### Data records
********

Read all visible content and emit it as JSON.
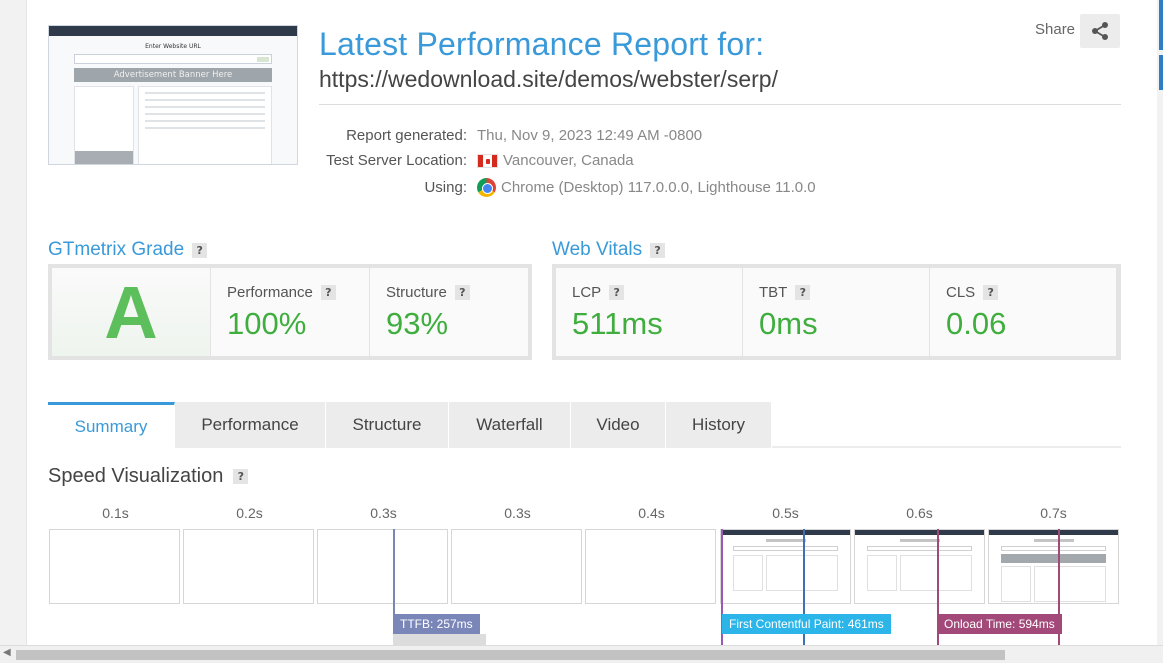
{
  "report": {
    "title": "Latest Performance Report for:",
    "url": "https://wedownload.site/demos/webster/serp/",
    "share_label": "Share",
    "meta": [
      {
        "label": "Report generated:",
        "value": "Thu, Nov 9, 2023 12:49 AM -0800",
        "icon": "none"
      },
      {
        "label": "Test Server Location:",
        "value": "Vancouver, Canada",
        "icon": "canada-flag-icon"
      },
      {
        "label": "Using:",
        "value": "Chrome (Desktop) 117.0.0.0, Lighthouse 11.0.0",
        "icon": "chrome-icon"
      }
    ]
  },
  "thumbnail": {
    "title": "Enter Website URL",
    "banner": "Advertisement Banner Here"
  },
  "grade": {
    "heading": "GTmetrix Grade",
    "letter": "A",
    "performance_label": "Performance",
    "performance_value": "100%",
    "structure_label": "Structure",
    "structure_value": "93%"
  },
  "vitals": {
    "heading": "Web Vitals",
    "lcp_label": "LCP",
    "lcp_value": "511ms",
    "tbt_label": "TBT",
    "tbt_value": "0ms",
    "cls_label": "CLS",
    "cls_value": "0.06"
  },
  "help_glyph": "?",
  "tabs": [
    "Summary",
    "Performance",
    "Structure",
    "Waterfall",
    "Video",
    "History"
  ],
  "speed": {
    "heading": "Speed Visualization",
    "frames": [
      "0.1s",
      "0.2s",
      "0.3s",
      "0.3s",
      "0.4s",
      "0.5s",
      "0.6s",
      "0.7s"
    ],
    "markers": {
      "ttfb": "TTFB: 257ms",
      "fcp": "First Contentful Paint: 461ms",
      "onload": "Onload Time: 594ms"
    }
  },
  "colors": {
    "accent": "#3a9ad9",
    "good": "#3fae3f",
    "ttfb": "#7a86b8",
    "fcp": "#2bb5e8",
    "onload": "#a3497a",
    "lcp_line": "#3f6fb5",
    "purple_line": "#9b59b6"
  }
}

********

Reproduce every record above exactly, but leave out the pictures.

Read all visible content and emit it as JSON.
{
  "report": {
    "title": "Latest Performance Report for:",
    "url": "https://wedownload.site/demos/webster/serp/",
    "share_label": "Share",
    "meta": [
      {
        "label": "Report generated:",
        "value": "Thu, Nov 9, 2023 12:49 AM -0800",
        "icon": "none"
      },
      {
        "label": "Test Server Location:",
        "value": "Vancouver, Canada",
        "icon": "canada-flag-icon"
      },
      {
        "label": "Using:",
        "value": "Chrome (Desktop) 117.0.0.0, Lighthouse 11.0.0",
        "icon": "chrome-icon"
      }
    ]
  },
  "thumbnail": {
    "title": "Enter Website URL",
    "banner": "Advertisement Banner Here"
  },
  "grade": {
    "heading": "GTmetrix Grade",
    "letter": "A",
    "performance_label": "Performance",
    "performance_value": "100%",
    "structure_label": "Structure",
    "structure_value": "93%"
  },
  "vitals": {
    "heading": "Web Vitals",
    "lcp_label": "LCP",
    "lcp_value": "511ms",
    "tbt_label": "TBT",
    "tbt_value": "0ms",
    "cls_label": "CLS",
    "cls_value": "0.06"
  },
  "help_glyph": "?",
  "tabs": [
    "Summary",
    "Performance",
    "Structure",
    "Waterfall",
    "Video",
    "History"
  ],
  "speed": {
    "heading": "Speed Visualization",
    "frames": [
      "0.1s",
      "0.2s",
      "0.3s",
      "0.3s",
      "0.4s",
      "0.5s",
      "0.6s",
      "0.7s"
    ],
    "markers": {
      "ttfb": "TTFB: 257ms",
      "fcp": "First Contentful Paint: 461ms",
      "onload": "Onload Time: 594ms"
    }
  },
  "colors": {
    "accent": "#3a9ad9",
    "good": "#3fae3f",
    "ttfb": "#7a86b8",
    "fcp": "#2bb5e8",
    "onload": "#a3497a",
    "lcp_line": "#3f6fb5",
    "purple_line": "#9b59b6"
  }
}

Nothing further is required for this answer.